* Objective *
From the entries that follow, extract each line holding the string "document".

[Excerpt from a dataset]
════

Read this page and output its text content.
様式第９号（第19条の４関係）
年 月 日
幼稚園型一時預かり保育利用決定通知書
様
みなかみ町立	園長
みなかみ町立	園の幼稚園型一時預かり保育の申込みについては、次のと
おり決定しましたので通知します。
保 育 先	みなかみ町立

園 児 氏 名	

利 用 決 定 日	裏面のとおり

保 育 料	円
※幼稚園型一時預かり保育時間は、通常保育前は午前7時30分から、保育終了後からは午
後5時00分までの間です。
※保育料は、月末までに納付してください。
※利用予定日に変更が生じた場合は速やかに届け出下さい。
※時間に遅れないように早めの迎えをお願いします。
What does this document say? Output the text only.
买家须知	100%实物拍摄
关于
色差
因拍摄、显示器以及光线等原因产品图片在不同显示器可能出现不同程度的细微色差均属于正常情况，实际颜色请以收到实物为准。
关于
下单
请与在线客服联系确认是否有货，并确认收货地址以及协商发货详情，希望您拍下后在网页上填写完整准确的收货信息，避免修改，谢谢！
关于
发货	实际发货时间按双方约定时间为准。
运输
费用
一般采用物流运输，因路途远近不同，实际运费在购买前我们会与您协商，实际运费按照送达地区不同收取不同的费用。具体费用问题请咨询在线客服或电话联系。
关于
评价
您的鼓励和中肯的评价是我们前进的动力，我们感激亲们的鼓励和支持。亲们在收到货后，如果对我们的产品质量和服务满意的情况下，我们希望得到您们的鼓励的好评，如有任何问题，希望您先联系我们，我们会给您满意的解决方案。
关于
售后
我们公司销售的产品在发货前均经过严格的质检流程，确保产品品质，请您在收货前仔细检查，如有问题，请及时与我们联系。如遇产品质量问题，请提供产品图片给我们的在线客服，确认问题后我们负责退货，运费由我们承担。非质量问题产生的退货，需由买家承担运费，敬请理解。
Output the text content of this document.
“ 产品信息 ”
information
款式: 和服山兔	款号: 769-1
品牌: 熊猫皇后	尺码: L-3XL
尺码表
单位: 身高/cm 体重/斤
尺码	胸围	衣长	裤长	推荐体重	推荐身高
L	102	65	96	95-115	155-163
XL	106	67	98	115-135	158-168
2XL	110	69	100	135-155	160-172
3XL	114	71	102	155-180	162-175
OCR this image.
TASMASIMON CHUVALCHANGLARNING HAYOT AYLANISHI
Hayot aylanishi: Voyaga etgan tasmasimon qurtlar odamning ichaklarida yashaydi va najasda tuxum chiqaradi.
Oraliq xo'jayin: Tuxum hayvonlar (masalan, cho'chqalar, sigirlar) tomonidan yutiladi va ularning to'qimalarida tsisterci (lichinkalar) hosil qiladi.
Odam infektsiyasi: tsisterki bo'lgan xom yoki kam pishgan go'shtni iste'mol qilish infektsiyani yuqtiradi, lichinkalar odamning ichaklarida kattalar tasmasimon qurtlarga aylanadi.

════

* Output for this exercise *
What does this document say? Output the text only.
Output the text content of this document.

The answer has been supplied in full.